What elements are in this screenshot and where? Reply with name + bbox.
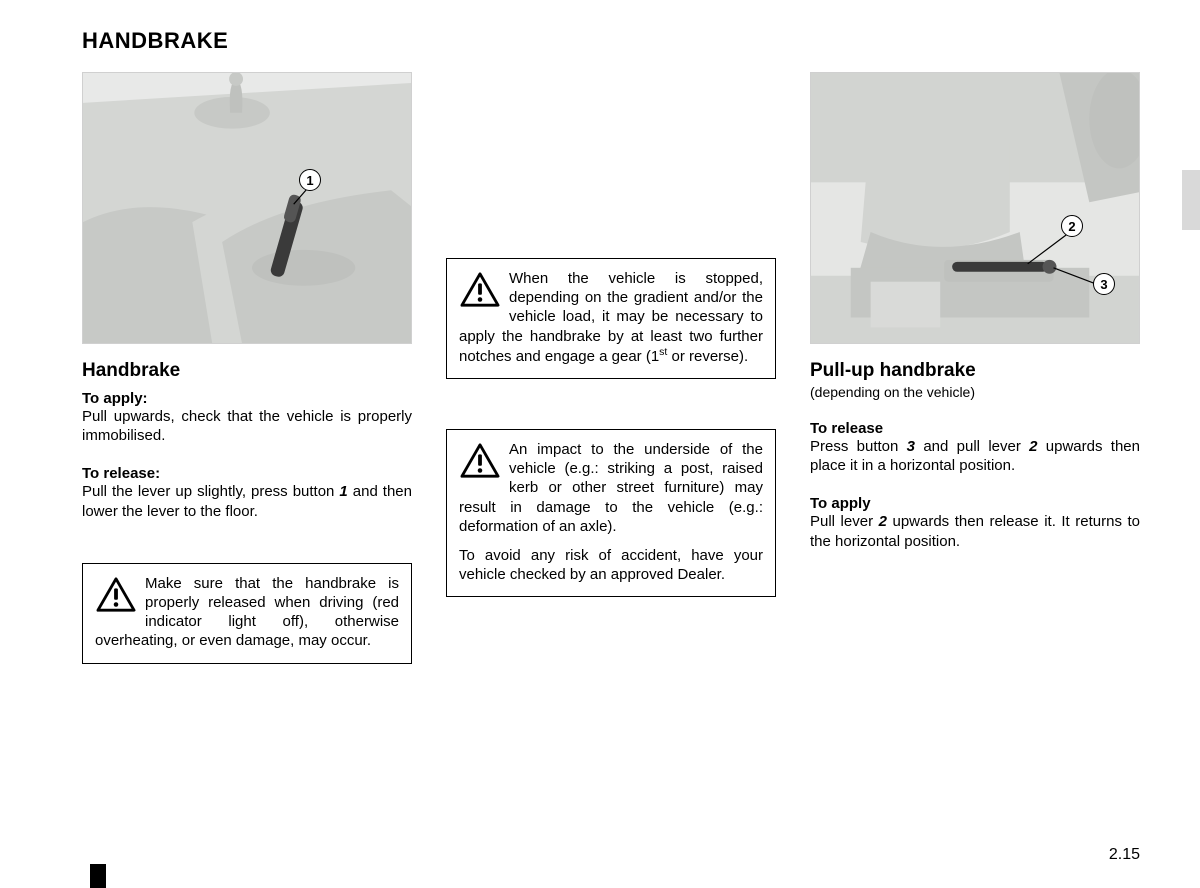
figure-handbrake-svg [83,73,411,343]
warning2-p2: To avoid any risk of accident, have your… [459,546,763,584]
section-heading-handbrake: Handbrake [82,360,412,382]
callout-3: 3 [1093,273,1115,295]
column-left: 29986 [82,72,412,684]
page-title: HANDBRAKE [82,28,1140,54]
app-a: Pull lever [810,513,879,530]
figure-pullup-handbrake: 41168 [810,72,1140,344]
release-label: To release: [82,465,412,482]
warning-box-mid-1: When the vehicle is stopped, depending o… [446,258,776,379]
pullup-apply-text: Pull lever 2 upwards then release it. It… [810,512,1140,550]
release-text: Pull the lever up slightly, press button… [82,482,412,520]
callout-2: 2 [1061,215,1083,237]
apply-text: Pull upwards, check that the vehicle is … [82,407,412,445]
pullup-apply-label: To apply [810,495,1140,512]
warning-box-left: Make sure that the handbrake is properly… [82,563,412,664]
release-text-a: Pull the lever up slightly, press button [82,483,339,500]
warning-text: Make sure that the handbrake is properly… [95,574,399,651]
warning1-text: When the vehicle is stopped, depending o… [459,269,763,366]
rel-ref3: 3 [907,438,915,455]
figure-handbrake: 29986 [82,72,412,344]
section-heading-pullup: Pull-up handbrake [810,360,1140,382]
callout-1: 1 [299,169,321,191]
apply-label: To apply: [82,390,412,407]
app-ref2: 2 [879,513,887,530]
warning-box-mid-2: An impact to the underside of the vehicl… [446,429,776,597]
warning-icon [459,271,501,309]
manual-page: HANDBRAKE 29986 [0,0,1200,684]
page-number: 2.15 [1109,846,1140,864]
side-tab [1182,170,1200,230]
pullup-release-label: To release [810,420,1140,437]
rel-b: and pull lever [915,438,1029,455]
warning2-p1: An impact to the underside of the vehicl… [459,440,763,536]
columns: 29986 [82,72,1140,684]
spacer [446,72,776,258]
rel-a: Press button [810,438,907,455]
release-ref-1: 1 [339,483,347,500]
warning-icon [459,442,501,480]
warning-icon [95,576,137,614]
footer-mark [90,864,106,888]
column-right: 41168 [810,72,1140,684]
figure-pullup-svg [811,73,1139,343]
column-middle: When the vehicle is stopped, depending o… [446,72,776,684]
pullup-release-text: Press button 3 and pull lever 2 upwards … [810,437,1140,475]
pullup-caption: (depending on the vehicle) [810,384,1140,400]
warning1-b: or reverse). [667,348,748,365]
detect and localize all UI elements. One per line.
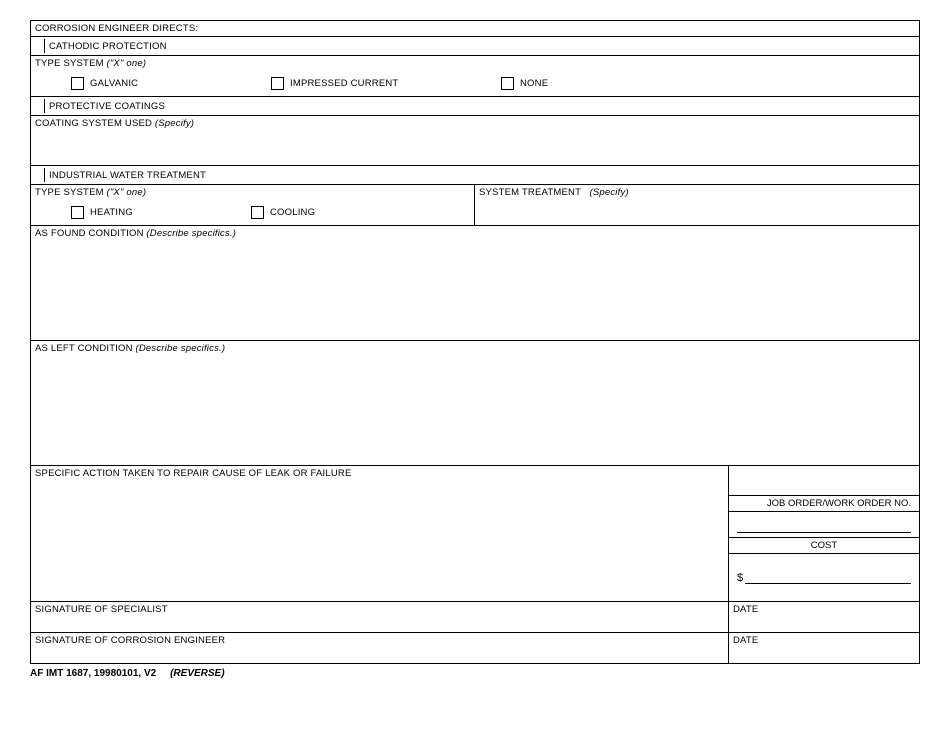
- galvanic-group: GALVANIC: [71, 77, 271, 90]
- cathodic-title: CATHODIC PROTECTION: [49, 41, 167, 52]
- impressed-label: IMPRESSED CURRENT: [290, 78, 398, 89]
- industrial-box[interactable]: [31, 168, 45, 182]
- cost-label: COST: [811, 540, 837, 551]
- reverse-label: (REVERSE): [170, 668, 224, 679]
- as-left-label: AS LEFT CONDITION: [35, 343, 133, 354]
- cathodic-section-header: CATHODIC PROTECTION: [31, 37, 919, 56]
- header-row: CORROSION ENGINEER DIRECTS:: [31, 21, 919, 37]
- sig-engineer-label: SIGNATURE OF CORROSION ENGINEER: [35, 635, 225, 646]
- job-order-label: JOB ORDER/WORK ORDER NO.: [767, 498, 911, 509]
- system-treatment-label: SYSTEM TREATMENT: [479, 187, 581, 198]
- none-group: NONE: [501, 77, 548, 90]
- form-id: AF IMT 1687, 19980101, V2: [30, 668, 156, 679]
- sig-specialist-label: SIGNATURE OF SPECIALIST: [35, 604, 168, 615]
- job-order-underline: [737, 532, 911, 533]
- sig-specialist-row: SIGNATURE OF SPECIALIST DATE: [31, 602, 919, 633]
- date-label-1: DATE: [733, 604, 758, 615]
- cost-header: COST: [729, 538, 919, 554]
- industrial-checkboxes: HEATING COOLING: [31, 200, 474, 225]
- action-split: SPECIFIC ACTION TAKEN TO REPAIR CAUSE OF…: [31, 466, 919, 602]
- system-treatment-cell[interactable]: SYSTEM TREATMENT (Specify): [475, 185, 919, 225]
- specific-action-cell[interactable]: SPECIFIC ACTION TAKEN TO REPAIR CAUSE OF…: [31, 466, 729, 601]
- heating-group: HEATING: [71, 206, 251, 219]
- dollar-sign: $: [737, 572, 743, 584]
- footer: AF IMT 1687, 19980101, V2 (REVERSE): [30, 668, 920, 679]
- job-order-header: JOB ORDER/WORK ORDER NO.: [729, 496, 919, 512]
- form-container: CORROSION ENGINEER DIRECTS: CATHODIC PRO…: [30, 20, 920, 664]
- sig-specialist-cell[interactable]: SIGNATURE OF SPECIALIST: [31, 602, 729, 632]
- none-checkbox[interactable]: [501, 77, 514, 90]
- cathodic-checkboxes: GALVANIC IMPRESSED CURRENT NONE: [31, 71, 919, 96]
- cost-value-cell[interactable]: $: [729, 554, 919, 586]
- cathodic-type-row: TYPE SYSTEM ("X" one) GALVANIC IMPRESSED…: [31, 56, 919, 97]
- impressed-group: IMPRESSED CURRENT: [271, 77, 501, 90]
- galvanic-label: GALVANIC: [90, 78, 138, 89]
- none-label: NONE: [520, 78, 548, 89]
- impressed-checkbox[interactable]: [271, 77, 284, 90]
- describe-2: (Describe specifics.): [136, 343, 226, 354]
- header-label: CORROSION ENGINEER DIRECTS:: [35, 23, 198, 34]
- cooling-checkbox[interactable]: [251, 206, 264, 219]
- type-system-label-2: TYPE SYSTEM: [35, 187, 104, 198]
- specific-action-label: SPECIFIC ACTION TAKEN TO REPAIR CAUSE OF…: [35, 468, 352, 479]
- right-panel: JOB ORDER/WORK ORDER NO. COST $: [729, 466, 919, 601]
- heating-checkbox[interactable]: [71, 206, 84, 219]
- date-specialist-cell[interactable]: DATE: [729, 602, 919, 632]
- heating-label: HEATING: [90, 207, 133, 218]
- industrial-type-row: TYPE SYSTEM ("X" one) HEATING COOLING SY…: [31, 185, 919, 226]
- as-found-row[interactable]: AS FOUND CONDITION (Describe specifics.): [31, 226, 919, 341]
- industrial-title: INDUSTRIAL WATER TREATMENT: [49, 170, 206, 181]
- type-system-label-1: TYPE SYSTEM: [35, 58, 104, 69]
- blank-top-cell[interactable]: [729, 466, 919, 496]
- protective-box[interactable]: [31, 99, 45, 113]
- industrial-section-header: INDUSTRIAL WATER TREATMENT: [31, 166, 919, 185]
- cost-underline: [745, 583, 911, 584]
- cathodic-box[interactable]: [31, 39, 45, 53]
- sig-engineer-row: SIGNATURE OF CORROSION ENGINEER DATE: [31, 633, 919, 663]
- x-one-1: ("X" one): [107, 58, 147, 69]
- sig-engineer-cell[interactable]: SIGNATURE OF CORROSION ENGINEER: [31, 633, 729, 663]
- date-label-2: DATE: [733, 635, 758, 646]
- galvanic-checkbox[interactable]: [71, 77, 84, 90]
- as-found-label: AS FOUND CONDITION: [35, 228, 144, 239]
- coating-used-label: COATING SYSTEM USED: [35, 118, 152, 129]
- specify-2: (Specify): [589, 187, 628, 198]
- protective-section-header: PROTECTIVE COATINGS: [31, 97, 919, 116]
- cooling-group: COOLING: [251, 206, 315, 219]
- cooling-label: COOLING: [270, 207, 315, 218]
- specify-1: (Specify): [155, 118, 194, 129]
- as-left-row[interactable]: AS LEFT CONDITION (Describe specifics.): [31, 341, 919, 466]
- x-one-2: ("X" one): [107, 187, 147, 198]
- date-engineer-cell[interactable]: DATE: [729, 633, 919, 663]
- describe-1: (Describe specifics.): [146, 228, 236, 239]
- coating-used-row[interactable]: COATING SYSTEM USED (Specify): [31, 116, 919, 166]
- protective-title: PROTECTIVE COATINGS: [49, 101, 165, 112]
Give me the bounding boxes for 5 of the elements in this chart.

------------------------------------------------------------------------

### WRITTEN EXERCISE
Return verbatim the lines from the one containing "- galvanic-group: GALVANIC: [71, 77, 271, 90]" through the one containing "- date-label-1: DATE: [733, 604, 758, 615]", both of those lines included.

### RESPONSE BELOW
- galvanic-group: GALVANIC: [71, 77, 271, 90]
- cathodic-title: CATHODIC PROTECTION: [49, 41, 167, 52]
- impressed-label: IMPRESSED CURRENT: [290, 78, 398, 89]
- industrial-box[interactable]: [31, 168, 45, 182]
- cost-label: COST: [811, 540, 837, 551]
- reverse-label: (REVERSE): [170, 668, 224, 679]
- as-left-label: AS LEFT CONDITION: [35, 343, 133, 354]
- cathodic-section-header: CATHODIC PROTECTION: [31, 37, 919, 56]
- header-row: CORROSION ENGINEER DIRECTS:: [31, 21, 919, 37]
- sig-engineer-label: SIGNATURE OF CORROSION ENGINEER: [35, 635, 225, 646]
- job-order-label: JOB ORDER/WORK ORDER NO.: [767, 498, 911, 509]
- system-treatment-label: SYSTEM TREATMENT: [479, 187, 581, 198]
- none-group: NONE: [501, 77, 548, 90]
- form-id: AF IMT 1687, 19980101, V2: [30, 668, 156, 679]
- sig-specialist-label: SIGNATURE OF SPECIALIST: [35, 604, 168, 615]
- job-order-underline: [737, 532, 911, 533]
- sig-specialist-row: SIGNATURE OF SPECIALIST DATE: [31, 602, 919, 633]
- date-label-1: DATE: [733, 604, 758, 615]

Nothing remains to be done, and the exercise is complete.